*** Opening Excerpt to read ***
Personal information
- Nationality: South Korea
- Born: 15 October 1996 (age 29) Iksan, North Jeolla Province, South Korea
- Height: 1.79 m (5 ft 10 in)
- Weight: 62 kg (137 lb)
- Spike: 282 cm (111 in)
- Block: 263 cm (104 in)

Volleyball information
- Position: Setter
- Current club: San Diego Mojo
- Number: 19

Career
| Years | Teams |
| 2014–2020 | Suwon Hyundai Engineering & Construction Hillstate |
| 2020–2021 | Incheon Heungkuk Life Pink Spiders |
| 2021–2022 | PAOK Thessaloniki |
| 2022–2023 | CS Rapid București |
| 2023–2024 | Volero Le Cannet |
| 2024 | Panionios |
| 2025– | San Diego Mojo |

National team
| 2012–2021 | South Korea |

Honours
Representing South Korea
Asian Games
| Gold medal – first place | 2014 Incheon | team |
| Bronze medal – third place | 2018 Jakarta-Palembang | team |
Asian Women's Volleyball Championship
| Bronze medal – third place | 2013 Nakhon Ratchasima | team |
Asian Cup Championship
| Silver medal – second place | 2014 Shenzhen | team |
Asian Women's U19 Volleyball Championship
| Bronze medal – third place | 2014 Taipei | team |

Korean name
- Hangul: 이다영
- Hanja: 李多英
- RR: I Dayeong
- MR: I Tayŏng

= Lee Da-yeong =

South Korean volleyball player

Lee Da-yeong (born ) is a South Korean volleyball player who previously played as a setter for the South Korea women's national volleyball team. She is the twin sister of Lee Jae-yeong, who was also a member of the South Korea national Volleyball team.
*** Closing Excerpt to read ***
*** Opening Exercise data ***
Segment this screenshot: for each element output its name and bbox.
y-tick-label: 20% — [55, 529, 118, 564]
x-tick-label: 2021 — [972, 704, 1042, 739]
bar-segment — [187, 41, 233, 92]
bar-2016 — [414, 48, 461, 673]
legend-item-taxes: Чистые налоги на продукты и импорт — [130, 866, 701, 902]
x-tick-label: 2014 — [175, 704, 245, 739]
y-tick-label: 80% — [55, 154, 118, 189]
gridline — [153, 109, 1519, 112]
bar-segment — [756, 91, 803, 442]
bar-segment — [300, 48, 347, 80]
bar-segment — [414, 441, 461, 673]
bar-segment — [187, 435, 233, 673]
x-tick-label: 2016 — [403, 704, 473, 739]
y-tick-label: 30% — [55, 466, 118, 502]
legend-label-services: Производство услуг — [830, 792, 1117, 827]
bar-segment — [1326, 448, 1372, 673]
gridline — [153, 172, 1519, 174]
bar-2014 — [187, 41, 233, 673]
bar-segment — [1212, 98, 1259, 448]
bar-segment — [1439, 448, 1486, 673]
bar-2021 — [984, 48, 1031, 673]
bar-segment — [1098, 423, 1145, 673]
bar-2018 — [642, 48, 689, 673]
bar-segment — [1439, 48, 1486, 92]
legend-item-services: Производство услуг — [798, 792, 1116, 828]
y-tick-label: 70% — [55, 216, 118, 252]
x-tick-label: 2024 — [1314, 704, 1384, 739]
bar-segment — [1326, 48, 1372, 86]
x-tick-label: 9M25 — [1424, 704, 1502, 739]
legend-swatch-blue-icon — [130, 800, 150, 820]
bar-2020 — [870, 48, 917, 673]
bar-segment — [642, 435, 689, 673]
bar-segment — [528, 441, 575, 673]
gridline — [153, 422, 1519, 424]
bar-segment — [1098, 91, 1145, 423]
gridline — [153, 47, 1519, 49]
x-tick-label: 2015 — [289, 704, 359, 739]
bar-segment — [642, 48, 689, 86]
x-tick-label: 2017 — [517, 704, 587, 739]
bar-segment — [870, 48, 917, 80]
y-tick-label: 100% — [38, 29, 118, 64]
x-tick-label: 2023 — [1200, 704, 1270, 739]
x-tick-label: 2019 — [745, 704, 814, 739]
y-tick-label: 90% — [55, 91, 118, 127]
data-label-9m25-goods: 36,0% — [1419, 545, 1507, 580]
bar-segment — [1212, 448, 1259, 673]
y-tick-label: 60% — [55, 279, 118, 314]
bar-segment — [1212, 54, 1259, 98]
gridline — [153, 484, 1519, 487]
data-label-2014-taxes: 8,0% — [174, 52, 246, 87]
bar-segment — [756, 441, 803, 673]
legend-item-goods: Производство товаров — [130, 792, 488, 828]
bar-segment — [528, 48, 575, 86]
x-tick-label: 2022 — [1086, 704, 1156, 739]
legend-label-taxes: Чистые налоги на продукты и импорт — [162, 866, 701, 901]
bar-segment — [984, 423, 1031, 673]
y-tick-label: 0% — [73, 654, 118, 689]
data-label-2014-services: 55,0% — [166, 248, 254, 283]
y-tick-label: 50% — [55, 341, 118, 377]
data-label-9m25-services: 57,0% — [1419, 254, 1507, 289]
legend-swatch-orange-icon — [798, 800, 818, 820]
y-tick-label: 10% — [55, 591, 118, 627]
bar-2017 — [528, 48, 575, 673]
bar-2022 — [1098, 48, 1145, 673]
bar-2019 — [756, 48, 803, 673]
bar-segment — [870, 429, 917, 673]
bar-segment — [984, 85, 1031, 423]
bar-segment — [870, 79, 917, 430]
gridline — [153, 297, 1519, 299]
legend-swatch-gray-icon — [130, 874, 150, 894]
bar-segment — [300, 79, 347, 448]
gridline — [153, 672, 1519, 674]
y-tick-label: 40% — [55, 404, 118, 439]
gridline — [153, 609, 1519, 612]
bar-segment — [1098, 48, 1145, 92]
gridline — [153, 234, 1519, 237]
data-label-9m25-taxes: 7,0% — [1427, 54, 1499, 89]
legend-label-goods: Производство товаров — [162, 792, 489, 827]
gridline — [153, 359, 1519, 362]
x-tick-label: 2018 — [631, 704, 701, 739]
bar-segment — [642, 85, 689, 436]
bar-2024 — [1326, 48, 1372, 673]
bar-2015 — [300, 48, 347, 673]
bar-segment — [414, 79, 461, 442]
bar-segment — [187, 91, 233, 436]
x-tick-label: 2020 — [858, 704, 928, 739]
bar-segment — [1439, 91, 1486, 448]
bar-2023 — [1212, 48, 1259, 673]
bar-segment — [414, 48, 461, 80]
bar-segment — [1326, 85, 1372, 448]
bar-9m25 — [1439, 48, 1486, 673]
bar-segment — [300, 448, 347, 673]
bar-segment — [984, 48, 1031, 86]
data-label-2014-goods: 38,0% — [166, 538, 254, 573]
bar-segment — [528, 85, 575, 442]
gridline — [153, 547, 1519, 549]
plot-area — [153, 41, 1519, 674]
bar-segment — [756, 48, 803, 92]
*** Closing Exercise data ***
Study questions:
1. According to the Lee Da-yeong profile, what is her current club?
2. Reproduce the part of the Lee Da-yeong profile that opens with the words containing "Personal information" and closes with "kg (137 lb)".
3. Decide whether each statement agrees with the Lee Da-yeong profile, answering yes or no and quoting the words that settle it: (a) She won a gold medal at the Asian Games held in Incheon in 2014. (b) She played for PAOK Thessaloniki from 2022 to 2023. (c) Her listed height is 1.79 m.
These entries have no connection to the Lee Da-yeong profile.

Results of the tasks:
1. San Diego Mojo

2.
Personal information
- Nationality: South Korea
- Born: 15 October 1996 (age 29) Iksan, North Jeolla Province, South Korea
- Height: 1.79 m (5 ft 10 in)
- Weight: 62 kg (137 lb)

3.
(a) Yes: "Gold medal – first place" and "2014 Incheon"
(b) No: "2021–2022" and "PAOK Thessaloniki"
(c) Yes: "Height: 1.79 m (5 ft 10 in)"